>>>
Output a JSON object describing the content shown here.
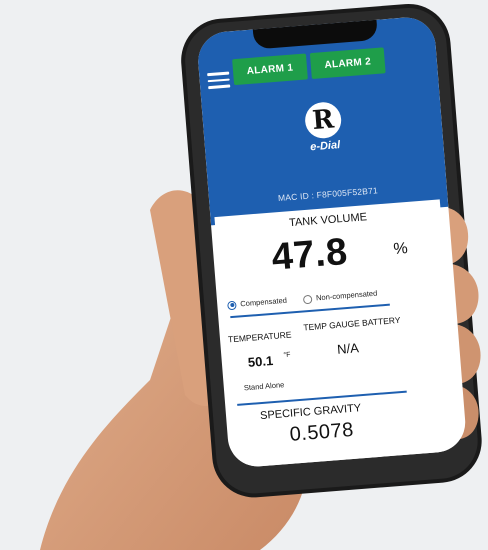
{
  "header": {
    "alarm1_label": "ALARM 1",
    "alarm2_label": "ALARM 2"
  },
  "logo": {
    "letter": "R",
    "brand": "e-Dial"
  },
  "device": {
    "mac": "MAC ID : F8F005F52B71"
  },
  "tank_volume": {
    "title": "TANK VOLUME",
    "value": "47.8",
    "unit": "%",
    "option_compensated": "Compensated",
    "option_noncompensated": "Non-compensated",
    "selected": "Compensated"
  },
  "temperature": {
    "label": "TEMPERATURE",
    "value": "50.1",
    "unit": "°F",
    "note": "Stand Alone"
  },
  "battery": {
    "label": "TEMP GAUGE BATTERY",
    "value": "N/A"
  },
  "specific_gravity": {
    "label": "SPECIFIC GRAVITY",
    "value": "0.5078"
  },
  "colors": {
    "primary_blue": "#1e5fb0",
    "alarm_green": "#1f9e4a"
  }
}
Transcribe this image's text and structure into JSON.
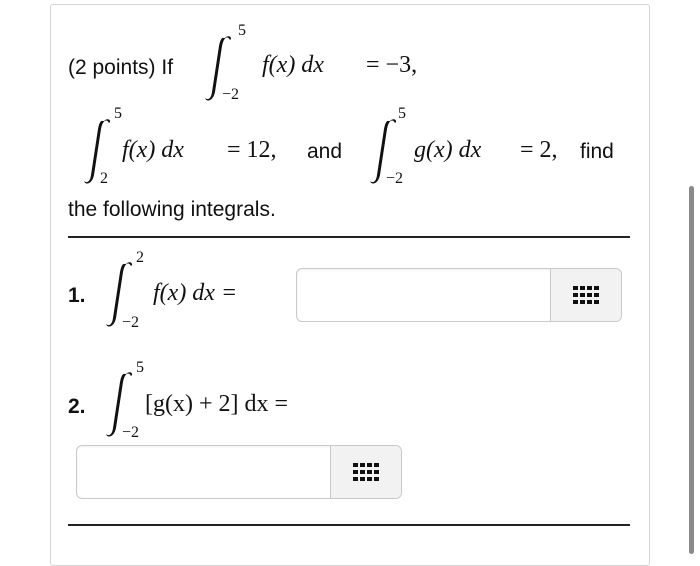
{
  "intro": {
    "points": "(2 points) If",
    "eq1_rhs": "= −3,",
    "eq2_rhs": "= 12,",
    "and": "and",
    "eq3_rhs": "= 2,",
    "find": "find",
    "line3": "the following integrals."
  },
  "integrand_f": "f(x) dx",
  "integrand_g": "g(x) dx",
  "integral1": {
    "upper": "5",
    "lower": "−2"
  },
  "integral2": {
    "upper": "5",
    "lower": "2"
  },
  "integral3": {
    "upper": "5",
    "lower": "−2"
  },
  "q1": {
    "number": "1.",
    "upper": "2",
    "lower": "−2",
    "expr": "f(x) dx =",
    "answer": ""
  },
  "q2": {
    "number": "2.",
    "upper": "5",
    "lower": "−2",
    "expr": "[g(x) + 2] dx =",
    "answer": ""
  },
  "icons": {
    "keyboard": "keypad-grid-icon"
  }
}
<<<
Challenge
Your copy of the data above should match it exactly, except that pictures are left out.

Exercise output
Output a JSON object describing the content shown here.
{
  "header": {
    "alarm1_label": "ALARM 1",
    "alarm2_label": "ALARM 2"
  },
  "logo": {
    "letter": "R",
    "brand": "e-Dial"
  },
  "device": {
    "mac": "MAC ID : F8F005F52B71"
  },
  "tank_volume": {
    "title": "TANK VOLUME",
    "value": "47.8",
    "unit": "%",
    "option_compensated": "Compensated",
    "option_noncompensated": "Non-compensated",
    "selected": "Compensated"
  },
  "temperature": {
    "label": "TEMPERATURE",
    "value": "50.1",
    "unit": "°F",
    "note": "Stand Alone"
  },
  "battery": {
    "label": "TEMP GAUGE BATTERY",
    "value": "N/A"
  },
  "specific_gravity": {
    "label": "SPECIFIC GRAVITY",
    "value": "0.5078"
  },
  "colors": {
    "primary_blue": "#1e5fb0",
    "alarm_green": "#1f9e4a"
  }
}
Transcribe this image's text and structure into JSON.
{
  "intro": {
    "points": "(2 points) If",
    "eq1_rhs": "= −3,",
    "eq2_rhs": "= 12,",
    "and": "and",
    "eq3_rhs": "= 2,",
    "find": "find",
    "line3": "the following integrals."
  },
  "integrand_f": "f(x) dx",
  "integrand_g": "g(x) dx",
  "integral1": {
    "upper": "5",
    "lower": "−2"
  },
  "integral2": {
    "upper": "5",
    "lower": "2"
  },
  "integral3": {
    "upper": "5",
    "lower": "−2"
  },
  "q1": {
    "number": "1.",
    "upper": "2",
    "lower": "−2",
    "expr": "f(x) dx =",
    "answer": ""
  },
  "q2": {
    "number": "2.",
    "upper": "5",
    "lower": "−2",
    "expr": "[g(x) + 2] dx =",
    "answer": ""
  },
  "icons": {
    "keyboard": "keypad-grid-icon"
  }
}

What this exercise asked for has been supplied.